Copy out each line of the data holding "gada".
* BEGIN The input *
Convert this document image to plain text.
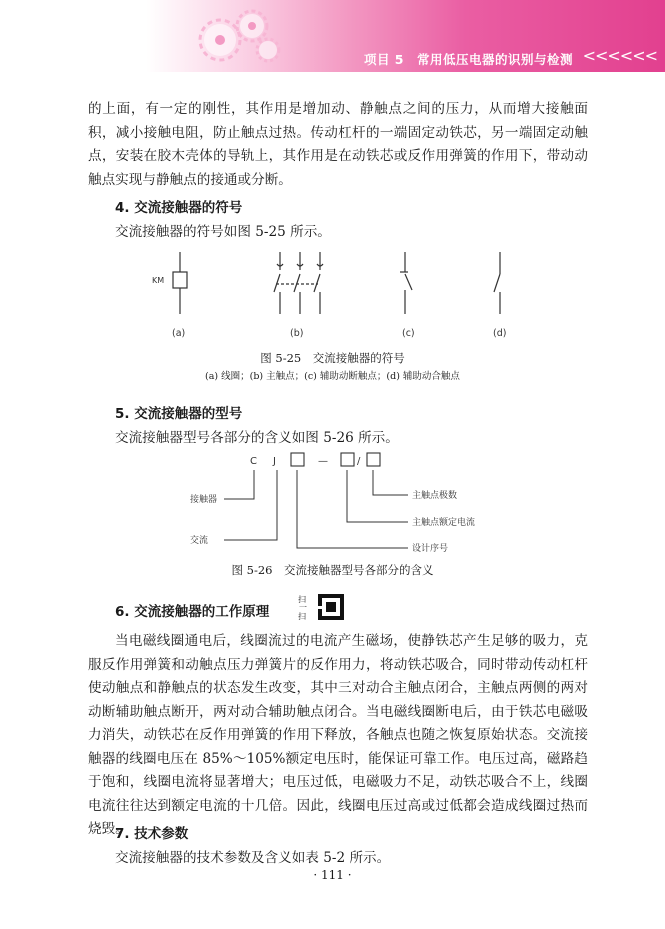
项目 5　常用低压电器的识别与检测 <<<<<<
的上面，有一定的刚性，其作用是增加动、静触点之间的压力，从而增大接触面积，减小接触电阻，防止触点过热。传动杠杆的一端固定动铁芯，另一端固定动触点，安装在胶木壳体的导轨上，其作用是在动铁芯或反作用弹簧的作用下，带动动触点实现与静触点的接通或分断。
4. 交流接触器的符号
交流接触器的符号如图 5-25 所示。
KM
(a)	(b)	(c)	(d)
图 5-25　交流接触器的符号
(a) 线圈；(b) 主触点；(c) 辅助动断触点；(d) 辅助动合触点
5. 交流接触器的型号
交流接触器型号各部分的含义如图 5-26 所示。
C J	—	/
接触器
交流
主触点极数
主触点额定电流
设计序号
图 5-26　交流接触器型号各部分的含义
6. 交流接触器的工作原理
扫
一
扫
当电磁线圈通电后，线圈流过的电流产生磁场，使静铁芯产生足够的吸力，克服反作用弹簧和动触点压力弹簧片的反作用力，将动铁芯吸合，同时带动传动杠杆使动触点和静触点的状态发生改变，其中三对动合主触点闭合，主触点两侧的两对动断辅助触点断开，两对动合辅助触点闭合。当电磁线圈断电后，由于铁芯电磁吸力消失，动铁芯在反作用弹簧的作用下释放，各触点也随之恢复原始状态。交流接触器的线圈电压在 85%～105%额定电压时，能保证可靠工作。电压过高，磁路趋于饱和，线圈电流将显著增大；电压过低，电磁吸力不足，动铁芯吸合不上，线圈电流往往达到额定电流的十几倍。因此，线圈电压过高或过低都会造成线圈过热而烧毁。
7. 技术参数
交流接触器的技术参数及含义如表 5-2 所示。
· 111 ·
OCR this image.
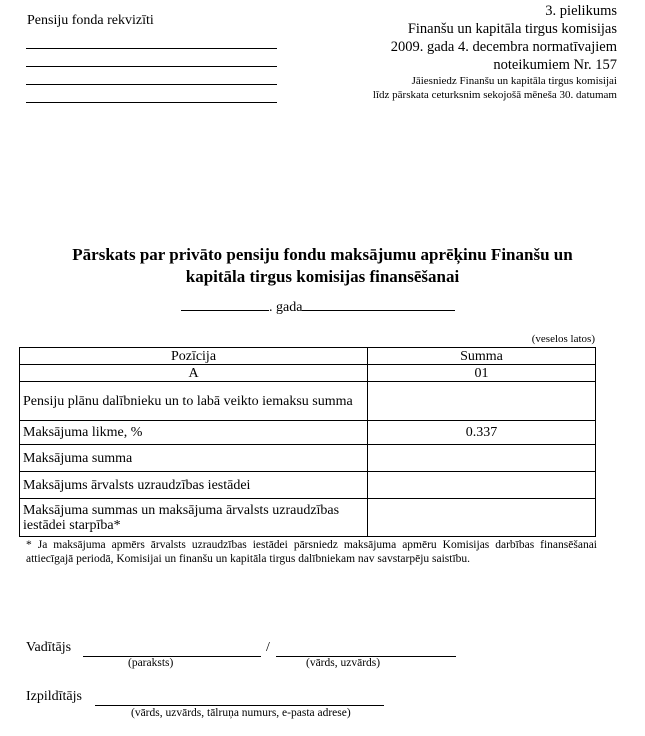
Pensiju fonda rekvizīti
3. pielikums
Finanšu un kapitāla tirgus komisijas
2009. gada 4. decembra normatīvajiem
noteikumiem Nr. 157
Jāiesniedz Finanšu un kapitāla tirgus komisijai
līdz pārskata ceturksnim sekojošā mēneša 30. datumam
Pārskats par privāto pensiju fondu maksājumu aprēķinu Finanšu un
kapitāla tirgus komisijas finansēšanai
. gada
(veselos latos)
Pozīcija	Summa
A	01
Pensiju plānu dalībnieku un to labā veikto iemaksu summa	
Maksājuma likme, %	0.337
Maksājuma summa	
Maksājums ārvalsts uzraudzības iestādei	
Maksājuma summas un maksājuma ārvalsts uzraudzības iestādei starpība*	
* Ja maksājuma apmērs ārvalsts uzraudzības iestādei pārsniedz maksājuma apmēru Komisijas darbības finansēšanai attiecīgajā periodā, Komisijai un finanšu un kapitāla tirgus dalībniekam nav savstarpēju saistību.
Vadītājs	/
(paraksts)	(vārds, uzvārds)
Izpildītājs
(vārds, uzvārds, tālruņa numurs, e-pasta adrese)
* END The input *
*Reply to the exercise:*
2009. gada 4. decembra normatīvajiem
. gada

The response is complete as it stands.